| AIM OF THE EXERCISE |
Check each line of the listing below for the string "screenshot", and copy the ones that have it.

| SUPPLIED DATA |
##############################
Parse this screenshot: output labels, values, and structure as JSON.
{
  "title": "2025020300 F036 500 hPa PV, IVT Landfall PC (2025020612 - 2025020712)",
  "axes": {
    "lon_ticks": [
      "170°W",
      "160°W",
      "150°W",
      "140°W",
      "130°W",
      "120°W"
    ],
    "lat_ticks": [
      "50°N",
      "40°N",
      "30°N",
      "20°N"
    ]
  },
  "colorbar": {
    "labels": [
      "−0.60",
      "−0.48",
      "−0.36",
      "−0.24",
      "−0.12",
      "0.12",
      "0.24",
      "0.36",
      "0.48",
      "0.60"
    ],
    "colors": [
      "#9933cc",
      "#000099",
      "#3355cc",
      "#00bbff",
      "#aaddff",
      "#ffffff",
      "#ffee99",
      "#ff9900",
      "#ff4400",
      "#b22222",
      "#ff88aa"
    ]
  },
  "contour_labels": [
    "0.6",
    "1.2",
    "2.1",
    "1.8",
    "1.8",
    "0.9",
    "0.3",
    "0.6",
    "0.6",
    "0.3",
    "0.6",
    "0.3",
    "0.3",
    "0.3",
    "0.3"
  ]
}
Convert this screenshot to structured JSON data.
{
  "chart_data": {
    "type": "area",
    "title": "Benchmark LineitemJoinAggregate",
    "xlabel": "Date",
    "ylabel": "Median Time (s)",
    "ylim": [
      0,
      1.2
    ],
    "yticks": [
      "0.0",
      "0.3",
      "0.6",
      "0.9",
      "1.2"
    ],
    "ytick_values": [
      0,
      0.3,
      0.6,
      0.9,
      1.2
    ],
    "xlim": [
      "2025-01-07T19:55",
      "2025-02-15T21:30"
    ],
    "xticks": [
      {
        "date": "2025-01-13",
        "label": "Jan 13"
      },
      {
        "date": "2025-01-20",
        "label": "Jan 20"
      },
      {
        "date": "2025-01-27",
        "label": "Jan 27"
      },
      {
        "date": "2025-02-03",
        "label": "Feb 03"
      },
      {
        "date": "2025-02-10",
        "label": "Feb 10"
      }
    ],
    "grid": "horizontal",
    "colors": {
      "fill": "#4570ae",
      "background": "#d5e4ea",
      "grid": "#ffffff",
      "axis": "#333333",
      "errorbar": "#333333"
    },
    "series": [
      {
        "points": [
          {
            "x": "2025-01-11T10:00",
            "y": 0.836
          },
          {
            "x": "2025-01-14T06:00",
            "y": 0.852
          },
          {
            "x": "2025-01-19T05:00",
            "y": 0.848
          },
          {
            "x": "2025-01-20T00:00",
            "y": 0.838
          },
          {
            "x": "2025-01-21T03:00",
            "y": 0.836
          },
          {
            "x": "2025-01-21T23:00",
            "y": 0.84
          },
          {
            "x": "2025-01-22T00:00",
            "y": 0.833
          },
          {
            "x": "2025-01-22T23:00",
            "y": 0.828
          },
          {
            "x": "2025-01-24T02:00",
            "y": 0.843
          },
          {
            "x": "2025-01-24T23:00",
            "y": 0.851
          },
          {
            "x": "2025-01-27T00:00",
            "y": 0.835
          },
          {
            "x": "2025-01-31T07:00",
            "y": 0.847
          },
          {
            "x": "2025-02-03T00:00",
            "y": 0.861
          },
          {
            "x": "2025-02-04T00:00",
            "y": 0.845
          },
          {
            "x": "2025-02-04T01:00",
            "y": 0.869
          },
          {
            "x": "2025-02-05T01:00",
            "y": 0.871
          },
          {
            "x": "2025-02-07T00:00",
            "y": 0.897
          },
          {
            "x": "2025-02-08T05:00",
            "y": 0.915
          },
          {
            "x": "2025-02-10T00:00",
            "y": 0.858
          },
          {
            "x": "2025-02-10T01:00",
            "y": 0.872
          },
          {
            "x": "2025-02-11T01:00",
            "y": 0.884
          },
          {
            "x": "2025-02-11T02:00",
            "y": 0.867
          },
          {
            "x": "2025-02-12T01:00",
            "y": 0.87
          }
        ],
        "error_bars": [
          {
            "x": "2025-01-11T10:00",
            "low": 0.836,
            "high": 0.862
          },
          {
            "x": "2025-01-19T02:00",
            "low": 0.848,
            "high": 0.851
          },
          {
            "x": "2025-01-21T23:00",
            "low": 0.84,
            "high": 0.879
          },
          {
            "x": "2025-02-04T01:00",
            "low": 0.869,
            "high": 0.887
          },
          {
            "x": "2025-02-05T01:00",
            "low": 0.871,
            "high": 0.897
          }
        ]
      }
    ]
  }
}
##############################
| REPLY |
Parse this screenshot: output labels, values, and structure as JSON.
Convert this screenshot to structured JSON data.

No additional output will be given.